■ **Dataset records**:
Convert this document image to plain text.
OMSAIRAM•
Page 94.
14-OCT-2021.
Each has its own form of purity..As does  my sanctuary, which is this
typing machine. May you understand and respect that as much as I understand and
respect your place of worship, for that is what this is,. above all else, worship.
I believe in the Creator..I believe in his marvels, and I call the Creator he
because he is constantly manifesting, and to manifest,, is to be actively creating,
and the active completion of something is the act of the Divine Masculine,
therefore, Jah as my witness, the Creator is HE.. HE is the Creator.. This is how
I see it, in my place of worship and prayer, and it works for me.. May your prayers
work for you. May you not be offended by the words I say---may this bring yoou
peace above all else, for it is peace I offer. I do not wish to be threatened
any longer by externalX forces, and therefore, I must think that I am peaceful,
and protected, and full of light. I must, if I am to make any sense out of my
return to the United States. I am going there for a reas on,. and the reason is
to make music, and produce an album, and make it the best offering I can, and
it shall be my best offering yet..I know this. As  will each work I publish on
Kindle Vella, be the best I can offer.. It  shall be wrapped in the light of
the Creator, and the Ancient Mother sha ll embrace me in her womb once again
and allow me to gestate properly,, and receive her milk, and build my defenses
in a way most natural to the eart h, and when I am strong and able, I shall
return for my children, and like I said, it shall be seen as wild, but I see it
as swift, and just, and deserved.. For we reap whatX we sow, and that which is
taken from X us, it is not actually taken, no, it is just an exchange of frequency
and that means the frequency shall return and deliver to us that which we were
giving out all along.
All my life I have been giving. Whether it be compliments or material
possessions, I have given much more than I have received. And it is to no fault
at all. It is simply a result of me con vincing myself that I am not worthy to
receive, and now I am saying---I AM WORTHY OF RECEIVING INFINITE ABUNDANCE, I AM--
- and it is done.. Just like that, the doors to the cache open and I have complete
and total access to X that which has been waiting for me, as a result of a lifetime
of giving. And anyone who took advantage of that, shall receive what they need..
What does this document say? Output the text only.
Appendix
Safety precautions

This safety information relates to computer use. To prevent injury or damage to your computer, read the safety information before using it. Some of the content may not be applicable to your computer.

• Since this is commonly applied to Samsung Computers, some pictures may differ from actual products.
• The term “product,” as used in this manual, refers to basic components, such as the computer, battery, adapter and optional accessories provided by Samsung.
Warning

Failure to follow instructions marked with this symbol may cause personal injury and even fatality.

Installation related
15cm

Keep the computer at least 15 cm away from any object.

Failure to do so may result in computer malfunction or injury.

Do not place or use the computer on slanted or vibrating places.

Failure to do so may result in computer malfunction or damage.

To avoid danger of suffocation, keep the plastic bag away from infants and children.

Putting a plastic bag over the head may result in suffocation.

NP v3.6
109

■ **Task directions**: What do the records say? Quote them all exactly.

■ **Answer for the task**:
Convert this document image to plain text.
OMSAIRAM•
Page 94.
14-OCT-2021.
Each has its own form of purity..As does  my sanctuary, which is this
typing machine. May you understand and respect that as much as I understand and
respect your place of worship, for that is what this is,. above all else, worship.
I believe in the Creator..I believe in his marvels, and I call the Creator he
because he is constantly manifesting, and to manifest,, is to be actively creating,
and the active completion of something is the act of the Divine Masculine,
therefore, Jah as my witness, the Creator is HE.. HE is the Creator.. This is how
I see it, in my place of worship and prayer, and it works for me.. May your prayers
work for you. May you not be offended by the words I say---may this bring yoou
peace above all else, for it is peace I offer. I do not wish to be threatened
any longer by externalX forces, and therefore, I must think that I am peaceful,
and protected, and full of light. I must, if I am to make any sense out of my
return to the United States. I am going there for a reas on,. and the reason is
to make music, and produce an album, and make it the best offering I can, and
it shall be my best offering yet..I know this. As  will each work I publish on
Kindle Vella, be the best I can offer.. It  shall be wrapped in the light of
the Creator, and the Ancient Mother sha ll embrace me in her womb once again
and allow me to gestate properly,, and receive her milk, and build my defenses
in a way most natural to the eart h, and when I am strong and able, I shall
return for my children, and like I said, it shall be seen as wild, but I see it
as swift, and just, and deserved.. For we reap whatX we sow, and that which is
taken from X us, it is not actually taken, no, it is just an exchange of frequency
and that means the frequency shall return and deliver to us that which we were
giving out all along.
All my life I have been giving. Whether it be compliments or material
possessions, I have given much more than I have received. And it is to no fault
at all. It is simply a result of me con vincing myself that I am not worthy to
receive, and now I am saying---I AM WORTHY OF RECEIVING INFINITE ABUNDANCE, I AM--
- and it is done.. Just like that, the doors to the cache open and I have complete
and total access to X that which has been waiting for me, as a result of a lifetime
of giving. And anyone who took advantage of that, shall receive what they need..
What does this document say? Output the text only.
Appendix
Safety precautions

This safety information relates to computer use. To prevent injury or damage to your computer, read the safety information before using it. Some of the content may not be applicable to your computer.

• Since this is commonly applied to Samsung Computers, some pictures may differ from actual products.
• The term “product,” as used in this manual, refers to basic components, such as the computer, battery, adapter and optional accessories provided by Samsung.
Warning

Failure to follow instructions marked with this symbol may cause personal injury and even fatality.

Installation related
15cm

Keep the computer at least 15 cm away from any object.

Failure to do so may result in computer malfunction or injury.

Do not place or use the computer on slanted or vibrating places.

Failure to do so may result in computer malfunction or damage.

To avoid danger of suffocation, keep the plastic bag away from infants and children.

Putting a plastic bag over the head may result in suffocation.

NP v3.6
109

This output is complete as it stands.